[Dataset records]

# # # #

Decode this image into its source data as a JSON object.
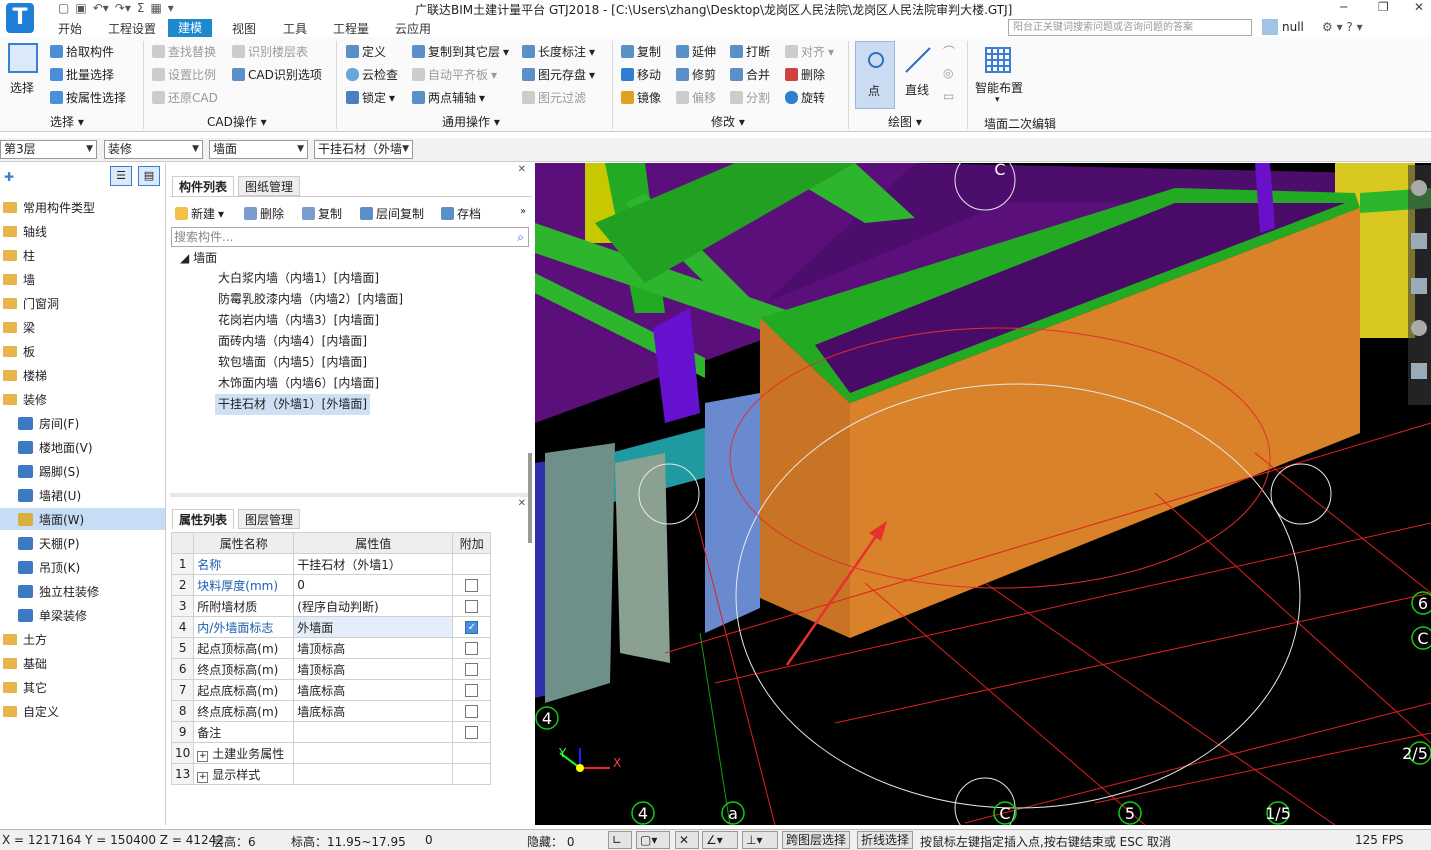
{
  "app": {
    "logo": "T",
    "title": "广联达BIM土建计量平台 GTJ2018 - [C:\\Users\\zhang\\Desktop\\龙岗区人民法院\\龙岗区人民法院审判大楼.GTJ]",
    "help_search_placeholder": "阳台正关键词搜索问题或咨询问题的答案",
    "user": "null"
  },
  "menu_tabs": [
    "开始",
    "工程设置",
    "建模",
    "视图",
    "工具",
    "工程量",
    "云应用"
  ],
  "ribbon": {
    "select": {
      "big_button": "选择",
      "items": [
        "拾取构件",
        "批量选择",
        "按属性选择"
      ],
      "group": "选择"
    },
    "cad": {
      "items": [
        "查找替换",
        "设置比例",
        "还原CAD",
        "识别楼层表",
        "CAD识别选项"
      ],
      "group": "CAD操作"
    },
    "general": {
      "items": [
        "定义",
        "云检查",
        "锁定",
        "复制到其它层",
        "自动平齐板",
        "两点辅轴",
        "长度标注",
        "图元存盘",
        "图元过滤"
      ],
      "group": "通用操作"
    },
    "modify": {
      "items": [
        "复制",
        "移动",
        "镜像",
        "延伸",
        "修剪",
        "偏移",
        "打断",
        "合并",
        "分割",
        "对齐",
        "删除",
        "旋转"
      ],
      "group": "修改"
    },
    "draw": {
      "items": [
        "点",
        "直线"
      ],
      "group": "绘图"
    },
    "wall_edit": {
      "items": [
        "智能布置"
      ],
      "group": "墙面二次编辑"
    }
  },
  "selectors": {
    "floor": "第3层",
    "category": "装修",
    "type": "墙面",
    "component": "干挂石材（外墙"
  },
  "tree": {
    "items": [
      "常用构件类型",
      "轴线",
      "柱",
      "墙",
      "门窗洞",
      "梁",
      "板",
      "楼梯",
      "装修"
    ],
    "sub_items": [
      "房间(F)",
      "楼地面(V)",
      "踢脚(S)",
      "墙裙(U)",
      "墙面(W)",
      "天棚(P)",
      "吊顶(K)",
      "独立柱装修",
      "单梁装修"
    ],
    "after_items": [
      "土方",
      "基础",
      "其它",
      "自定义"
    ]
  },
  "component_panel": {
    "tabs": [
      "构件列表",
      "图纸管理"
    ],
    "toolbar": [
      "新建",
      "删除",
      "复制",
      "层间复制",
      "存档"
    ],
    "search_placeholder": "搜索构件...",
    "root": "墙面",
    "items": [
      "大白浆内墙（内墙1）[内墙面]",
      "防霉乳胶漆内墙（内墙2）[内墙面]",
      "花岗岩内墙（内墙3）[内墙面]",
      "面砖内墙（内墙4）[内墙面]",
      "软包墙面（内墙5）[内墙面]",
      "木饰面内墙（内墙6）[内墙面]",
      "干挂石材（外墙1）[外墙面]"
    ]
  },
  "property_panel": {
    "tabs": [
      "属性列表",
      "图层管理"
    ],
    "headers": [
      "属性名称",
      "属性值",
      "附加"
    ],
    "rows": [
      {
        "no": "1",
        "name": "名称",
        "value": "干挂石材（外墙1）",
        "checked": null
      },
      {
        "no": "2",
        "name": "块料厚度(mm)",
        "value": "0",
        "checked": false
      },
      {
        "no": "3",
        "name": "所附墙材质",
        "value": "(程序自动判断)",
        "checked": false
      },
      {
        "no": "4",
        "name": "内/外墙面标志",
        "value": "外墙面",
        "checked": true
      },
      {
        "no": "5",
        "name": "起点顶标高(m)",
        "value": "墙顶标高",
        "checked": false
      },
      {
        "no": "6",
        "name": "终点顶标高(m)",
        "value": "墙顶标高",
        "checked": false
      },
      {
        "no": "7",
        "name": "起点底标高(m)",
        "value": "墙底标高",
        "checked": false
      },
      {
        "no": "8",
        "name": "终点底标高(m)",
        "value": "墙底标高",
        "checked": false
      },
      {
        "no": "9",
        "name": "备注",
        "value": "",
        "checked": false
      },
      {
        "no": "10",
        "name": "土建业务属性",
        "value": "",
        "checked": null
      },
      {
        "no": "13",
        "name": "显示样式",
        "value": "",
        "checked": null
      }
    ]
  },
  "viewport": {
    "axis_labels": [
      "4",
      "a",
      "C",
      "5",
      "1/5",
      "6",
      "C",
      "2/5",
      "4",
      "C"
    ]
  },
  "status": {
    "coords": "X = 1217164 Y = 150400 Z = 41242",
    "floor_height": "层高：6",
    "elevation": "标高：11.95~17.95",
    "count": "0",
    "hidden": "隐藏： 0",
    "cross_layer": "跨图层选择",
    "polyline": "折线选择",
    "hint": "按鼠标左键指定插入点,按右键结束或 ESC 取消",
    "fps": "125 FPS"
  }
}
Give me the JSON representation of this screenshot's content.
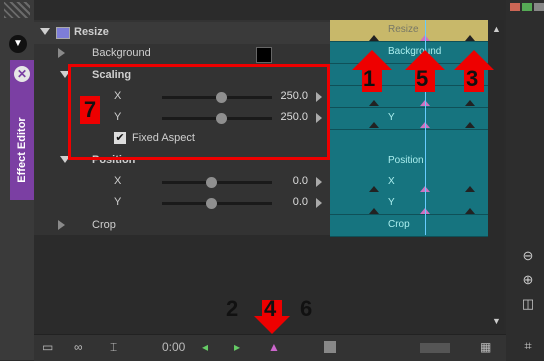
{
  "panel": {
    "tab_label": "Effect Editor"
  },
  "properties": {
    "resize": "Resize",
    "background": "Background",
    "scaling": "Scaling",
    "x_label": "X",
    "x_value": "250.0",
    "y_label": "Y",
    "y_value": "250.0",
    "fixed_aspect": "Fixed Aspect",
    "position": "Position",
    "pos_x_label": "X",
    "pos_x_value": "0.0",
    "pos_y_label": "Y",
    "pos_y_value": "0.0",
    "crop": "Crop"
  },
  "timeline": {
    "resize": "Resize",
    "background": "Background",
    "y": "Y",
    "position": "Position",
    "x": "X",
    "y2": "Y",
    "crop": "Crop"
  },
  "bottom": {
    "time": "0:00"
  },
  "annotations": {
    "n1": "1",
    "n2": "2",
    "n3": "3",
    "n4": "4",
    "n5": "5",
    "n6": "6",
    "n7": "7"
  },
  "colors": {
    "accent": "#7b3fa3",
    "track": "#16747f",
    "annotation": "#e00000"
  },
  "icons": [
    "zoom-out-icon",
    "zoom-in-icon",
    "split-view-icon",
    "graph-icon"
  ]
}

# # # #

#### Objective
Look for the word "干挂石材" and return every line where it occurs.

#### Result of the task
    "component": "干挂石材（外墙"
      "干挂石材（外墙1）[外墙面]"
        "value": "干挂石材（外墙1）",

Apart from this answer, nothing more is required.